### WORK TO COMPLETE
Send back all the data below, exactly as given.

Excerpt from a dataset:
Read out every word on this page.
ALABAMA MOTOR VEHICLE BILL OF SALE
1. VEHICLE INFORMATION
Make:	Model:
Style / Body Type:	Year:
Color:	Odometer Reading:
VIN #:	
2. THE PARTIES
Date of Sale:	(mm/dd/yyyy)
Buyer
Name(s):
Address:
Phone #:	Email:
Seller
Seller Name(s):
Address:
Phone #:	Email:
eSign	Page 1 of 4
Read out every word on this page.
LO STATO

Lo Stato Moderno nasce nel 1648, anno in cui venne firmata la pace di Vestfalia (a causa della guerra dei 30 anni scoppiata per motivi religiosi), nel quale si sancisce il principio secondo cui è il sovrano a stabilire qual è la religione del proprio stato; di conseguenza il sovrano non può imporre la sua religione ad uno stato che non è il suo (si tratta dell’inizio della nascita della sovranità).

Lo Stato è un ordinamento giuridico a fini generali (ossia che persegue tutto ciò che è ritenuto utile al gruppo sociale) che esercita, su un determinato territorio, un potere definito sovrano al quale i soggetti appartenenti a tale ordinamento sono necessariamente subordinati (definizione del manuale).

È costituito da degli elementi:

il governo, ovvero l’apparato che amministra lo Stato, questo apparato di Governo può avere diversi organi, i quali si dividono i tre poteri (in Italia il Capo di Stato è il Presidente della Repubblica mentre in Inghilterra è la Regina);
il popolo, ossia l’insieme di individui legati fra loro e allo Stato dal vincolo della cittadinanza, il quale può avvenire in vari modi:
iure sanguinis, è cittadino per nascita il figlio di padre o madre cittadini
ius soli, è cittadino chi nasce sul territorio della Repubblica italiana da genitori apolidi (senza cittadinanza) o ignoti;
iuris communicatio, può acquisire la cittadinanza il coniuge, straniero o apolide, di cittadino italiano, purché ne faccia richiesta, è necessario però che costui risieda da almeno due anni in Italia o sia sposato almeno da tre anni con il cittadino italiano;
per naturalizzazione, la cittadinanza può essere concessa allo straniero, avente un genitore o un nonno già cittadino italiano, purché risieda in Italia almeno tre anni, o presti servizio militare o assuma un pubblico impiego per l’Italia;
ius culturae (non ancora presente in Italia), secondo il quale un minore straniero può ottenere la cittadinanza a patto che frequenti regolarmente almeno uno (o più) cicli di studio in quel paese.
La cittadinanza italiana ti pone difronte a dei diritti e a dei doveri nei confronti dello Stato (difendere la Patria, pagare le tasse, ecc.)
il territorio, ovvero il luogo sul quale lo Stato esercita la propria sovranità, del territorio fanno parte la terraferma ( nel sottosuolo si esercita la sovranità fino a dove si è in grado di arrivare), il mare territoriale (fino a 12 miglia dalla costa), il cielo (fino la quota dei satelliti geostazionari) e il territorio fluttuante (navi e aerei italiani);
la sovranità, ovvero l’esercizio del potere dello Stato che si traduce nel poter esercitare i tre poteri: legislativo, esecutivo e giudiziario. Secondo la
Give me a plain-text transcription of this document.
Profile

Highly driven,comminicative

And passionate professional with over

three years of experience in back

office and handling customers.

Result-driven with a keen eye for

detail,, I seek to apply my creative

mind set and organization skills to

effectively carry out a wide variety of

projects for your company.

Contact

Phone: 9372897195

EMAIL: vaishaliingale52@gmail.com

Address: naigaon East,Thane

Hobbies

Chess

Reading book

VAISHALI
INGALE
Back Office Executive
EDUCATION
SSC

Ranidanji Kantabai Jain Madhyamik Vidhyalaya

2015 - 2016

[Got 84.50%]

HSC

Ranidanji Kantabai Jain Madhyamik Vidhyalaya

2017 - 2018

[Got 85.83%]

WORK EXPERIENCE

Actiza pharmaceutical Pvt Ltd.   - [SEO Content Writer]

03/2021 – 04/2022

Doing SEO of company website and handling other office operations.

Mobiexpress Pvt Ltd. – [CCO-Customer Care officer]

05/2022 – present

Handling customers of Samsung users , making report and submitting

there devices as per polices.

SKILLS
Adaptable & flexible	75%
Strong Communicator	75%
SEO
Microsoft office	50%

### TASK SOLUTION
Read out every word on this page.
ALABAMA MOTOR VEHICLE BILL OF SALE
1. VEHICLE INFORMATION
Make:	Model:
Style / Body Type:	Year:
Color:	Odometer Reading:
VIN #:	
2. THE PARTIES
Date of Sale:	(mm/dd/yyyy)
Buyer
Name(s):
Address:
Phone #:	Email:
Seller
Seller Name(s):
Address:
Phone #:	Email:
eSign	Page 1 of 4
Read out every word on this page.
LO STATO

Lo Stato Moderno nasce nel 1648, anno in cui venne firmata la pace di Vestfalia (a causa della guerra dei 30 anni scoppiata per motivi religiosi), nel quale si sancisce il principio secondo cui è il sovrano a stabilire qual è la religione del proprio stato; di conseguenza il sovrano non può imporre la sua religione ad uno stato che non è il suo (si tratta dell’inizio della nascita della sovranità).

Lo Stato è un ordinamento giuridico a fini generali (ossia che persegue tutto ciò che è ritenuto utile al gruppo sociale) che esercita, su un determinato territorio, un potere definito sovrano al quale i soggetti appartenenti a tale ordinamento sono necessariamente subordinati (definizione del manuale).

È costituito da degli elementi:

il governo, ovvero l’apparato che amministra lo Stato, questo apparato di Governo può avere diversi organi, i quali si dividono i tre poteri (in Italia il Capo di Stato è il Presidente della Repubblica mentre in Inghilterra è la Regina);
il popolo, ossia l’insieme di individui legati fra loro e allo Stato dal vincolo della cittadinanza, il quale può avvenire in vari modi:
iure sanguinis, è cittadino per nascita il figlio di padre o madre cittadini
ius soli, è cittadino chi nasce sul territorio della Repubblica italiana da genitori apolidi (senza cittadinanza) o ignoti;
iuris communicatio, può acquisire la cittadinanza il coniuge, straniero o apolide, di cittadino italiano, purché ne faccia richiesta, è necessario però che costui risieda da almeno due anni in Italia o sia sposato almeno da tre anni con il cittadino italiano;
per naturalizzazione, la cittadinanza può essere concessa allo straniero, avente un genitore o un nonno già cittadino italiano, purché risieda in Italia almeno tre anni, o presti servizio militare o assuma un pubblico impiego per l’Italia;
ius culturae (non ancora presente in Italia), secondo il quale un minore straniero può ottenere la cittadinanza a patto che frequenti regolarmente almeno uno (o più) cicli di studio in quel paese.
La cittadinanza italiana ti pone difronte a dei diritti e a dei doveri nei confronti dello Stato (difendere la Patria, pagare le tasse, ecc.)
il territorio, ovvero il luogo sul quale lo Stato esercita la propria sovranità, del territorio fanno parte la terraferma ( nel sottosuolo si esercita la sovranità fino a dove si è in grado di arrivare), il mare territoriale (fino a 12 miglia dalla costa), il cielo (fino la quota dei satelliti geostazionari) e il territorio fluttuante (navi e aerei italiani);
la sovranità, ovvero l’esercizio del potere dello Stato che si traduce nel poter esercitare i tre poteri: legislativo, esecutivo e giudiziario. Secondo la
Give me a plain-text transcription of this document.
Profile

Highly driven,comminicative

And passionate professional with over

three years of experience in back

office and handling customers.

Result-driven with a keen eye for

detail,, I seek to apply my creative

mind set and organization skills to

effectively carry out a wide variety of

projects for your company.

Contact

Phone: 9372897195

EMAIL: vaishaliingale52@gmail.com

Address: naigaon East,Thane

Hobbies

Chess

Reading book

VAISHALI
INGALE
Back Office Executive
EDUCATION
SSC

Ranidanji Kantabai Jain Madhyamik Vidhyalaya

2015 - 2016

[Got 84.50%]

HSC

Ranidanji Kantabai Jain Madhyamik Vidhyalaya

2017 - 2018

[Got 85.83%]

WORK EXPERIENCE

Actiza pharmaceutical Pvt Ltd.   - [SEO Content Writer]

03/2021 – 04/2022

Doing SEO of company website and handling other office operations.

Mobiexpress Pvt Ltd. – [CCO-Customer Care officer]

05/2022 – present

Handling customers of Samsung users , making report and submitting

there devices as per polices.

SKILLS
Adaptable & flexible	75%
Strong Communicator	75%
SEO
Microsoft office	50%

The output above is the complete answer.